[start]

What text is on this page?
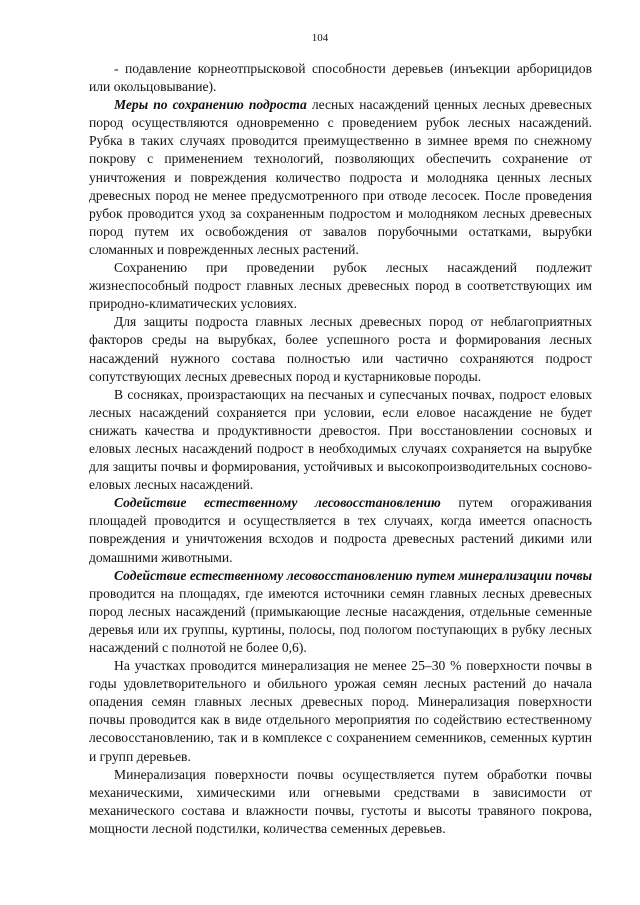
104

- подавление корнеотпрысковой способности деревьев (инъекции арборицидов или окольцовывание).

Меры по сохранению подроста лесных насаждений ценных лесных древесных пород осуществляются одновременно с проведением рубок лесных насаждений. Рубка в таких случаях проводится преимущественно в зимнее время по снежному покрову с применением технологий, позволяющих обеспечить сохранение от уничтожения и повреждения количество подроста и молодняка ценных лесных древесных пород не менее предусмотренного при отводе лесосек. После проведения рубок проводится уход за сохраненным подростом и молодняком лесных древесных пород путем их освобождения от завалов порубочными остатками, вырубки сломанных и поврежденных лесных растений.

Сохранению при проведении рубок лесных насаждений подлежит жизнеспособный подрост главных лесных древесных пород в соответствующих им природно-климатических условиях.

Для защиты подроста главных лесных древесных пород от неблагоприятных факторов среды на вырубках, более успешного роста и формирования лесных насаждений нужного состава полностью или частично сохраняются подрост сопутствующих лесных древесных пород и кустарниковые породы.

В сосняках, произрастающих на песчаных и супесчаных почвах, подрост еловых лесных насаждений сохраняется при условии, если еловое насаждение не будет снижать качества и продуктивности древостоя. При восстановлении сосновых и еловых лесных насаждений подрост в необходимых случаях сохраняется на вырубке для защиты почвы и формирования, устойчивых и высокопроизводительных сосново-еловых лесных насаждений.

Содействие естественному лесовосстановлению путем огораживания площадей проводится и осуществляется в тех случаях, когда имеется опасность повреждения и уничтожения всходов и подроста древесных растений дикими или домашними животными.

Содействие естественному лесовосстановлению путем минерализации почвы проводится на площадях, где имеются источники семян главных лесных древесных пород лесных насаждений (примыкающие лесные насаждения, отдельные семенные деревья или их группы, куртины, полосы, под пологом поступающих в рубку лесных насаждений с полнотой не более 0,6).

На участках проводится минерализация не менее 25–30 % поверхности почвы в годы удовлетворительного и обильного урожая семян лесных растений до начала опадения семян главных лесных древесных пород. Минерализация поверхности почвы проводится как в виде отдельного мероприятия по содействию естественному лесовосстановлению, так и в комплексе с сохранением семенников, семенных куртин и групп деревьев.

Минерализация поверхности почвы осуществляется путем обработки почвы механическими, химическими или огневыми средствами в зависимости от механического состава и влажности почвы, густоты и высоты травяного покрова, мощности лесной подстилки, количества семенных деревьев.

[end]
[start]

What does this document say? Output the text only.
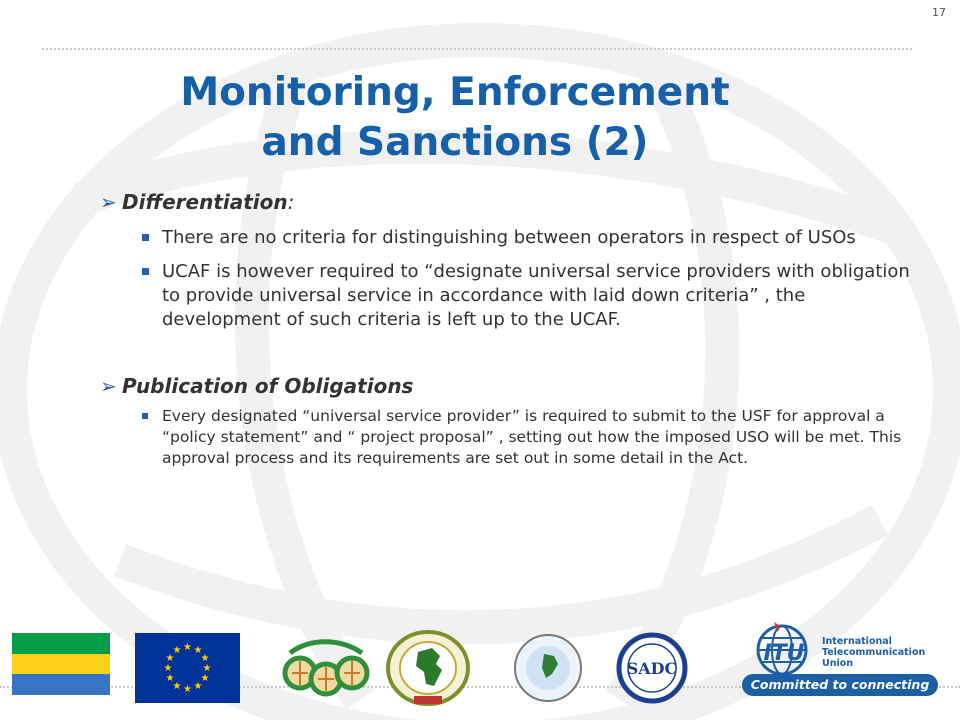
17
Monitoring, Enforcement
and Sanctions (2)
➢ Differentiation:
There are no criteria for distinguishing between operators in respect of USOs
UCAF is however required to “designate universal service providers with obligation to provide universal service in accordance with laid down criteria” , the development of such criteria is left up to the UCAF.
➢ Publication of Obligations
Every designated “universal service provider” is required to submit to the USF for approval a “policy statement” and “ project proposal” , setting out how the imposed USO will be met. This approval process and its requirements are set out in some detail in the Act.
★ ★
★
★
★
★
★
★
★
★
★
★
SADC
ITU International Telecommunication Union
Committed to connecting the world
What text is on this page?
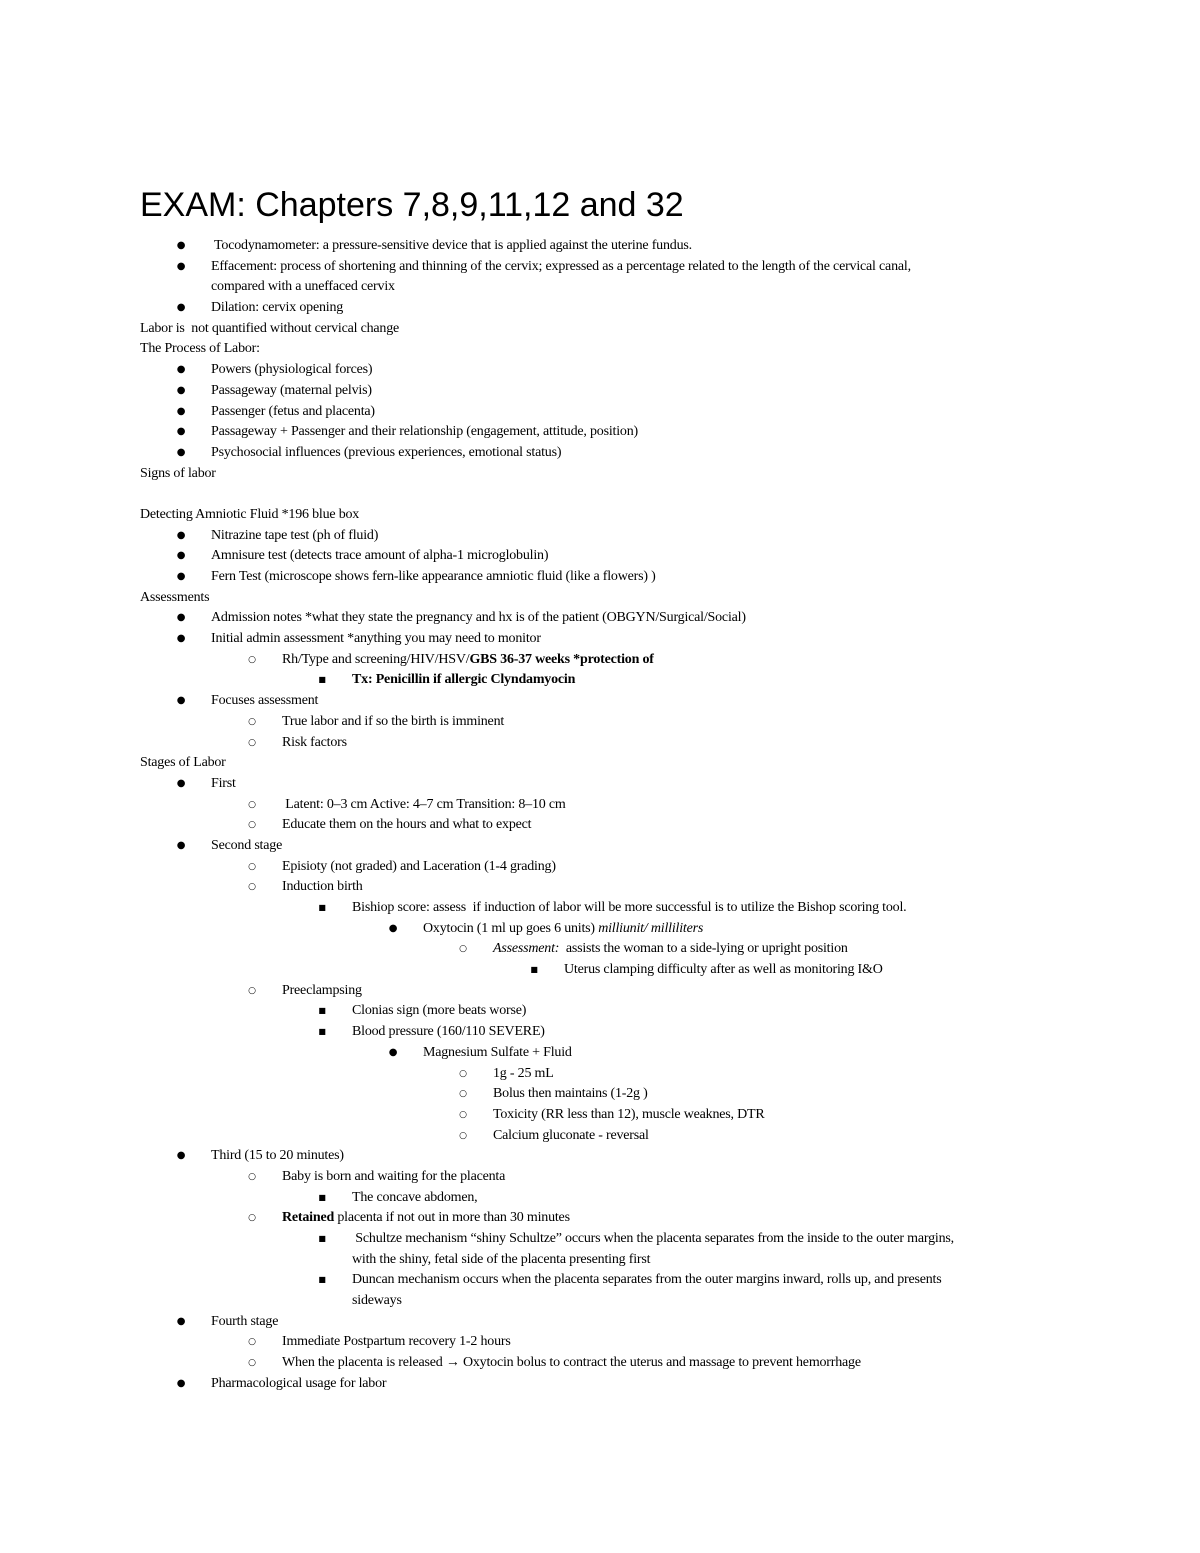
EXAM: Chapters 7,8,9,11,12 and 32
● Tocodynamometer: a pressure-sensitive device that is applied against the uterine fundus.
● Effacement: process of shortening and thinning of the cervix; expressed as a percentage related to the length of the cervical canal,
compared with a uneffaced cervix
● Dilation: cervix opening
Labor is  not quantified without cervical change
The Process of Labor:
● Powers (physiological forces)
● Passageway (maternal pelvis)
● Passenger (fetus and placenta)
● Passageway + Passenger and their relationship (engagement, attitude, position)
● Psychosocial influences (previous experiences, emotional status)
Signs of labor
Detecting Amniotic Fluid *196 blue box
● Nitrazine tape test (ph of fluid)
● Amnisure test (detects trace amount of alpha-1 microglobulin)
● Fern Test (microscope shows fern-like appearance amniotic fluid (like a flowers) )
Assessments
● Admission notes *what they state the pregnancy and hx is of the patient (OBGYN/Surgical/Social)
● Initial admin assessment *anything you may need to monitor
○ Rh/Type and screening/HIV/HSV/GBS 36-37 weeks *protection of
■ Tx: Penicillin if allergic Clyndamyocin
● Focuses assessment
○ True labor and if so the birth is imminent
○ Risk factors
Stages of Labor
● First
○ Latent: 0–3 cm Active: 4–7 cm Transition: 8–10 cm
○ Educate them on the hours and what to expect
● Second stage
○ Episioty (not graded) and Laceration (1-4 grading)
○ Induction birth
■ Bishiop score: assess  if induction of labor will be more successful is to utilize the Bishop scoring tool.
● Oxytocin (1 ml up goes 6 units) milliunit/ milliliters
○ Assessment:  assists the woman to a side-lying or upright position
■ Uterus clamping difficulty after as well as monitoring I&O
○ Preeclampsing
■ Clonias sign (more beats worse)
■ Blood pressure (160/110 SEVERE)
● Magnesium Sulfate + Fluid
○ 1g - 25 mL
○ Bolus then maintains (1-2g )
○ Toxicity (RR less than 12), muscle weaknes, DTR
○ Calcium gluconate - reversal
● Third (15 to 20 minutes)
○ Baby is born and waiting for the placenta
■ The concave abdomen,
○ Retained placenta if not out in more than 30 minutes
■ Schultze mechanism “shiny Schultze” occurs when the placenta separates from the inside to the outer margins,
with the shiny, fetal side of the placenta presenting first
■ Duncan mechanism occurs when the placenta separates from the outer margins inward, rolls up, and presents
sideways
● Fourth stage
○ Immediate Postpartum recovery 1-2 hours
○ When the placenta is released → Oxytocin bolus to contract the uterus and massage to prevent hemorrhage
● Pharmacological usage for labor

[end]

- AIM OF THE TASK: Among the entries above, how many lines include the word "universal"? Reply with the number only.

- OUTPUT BELOW: 2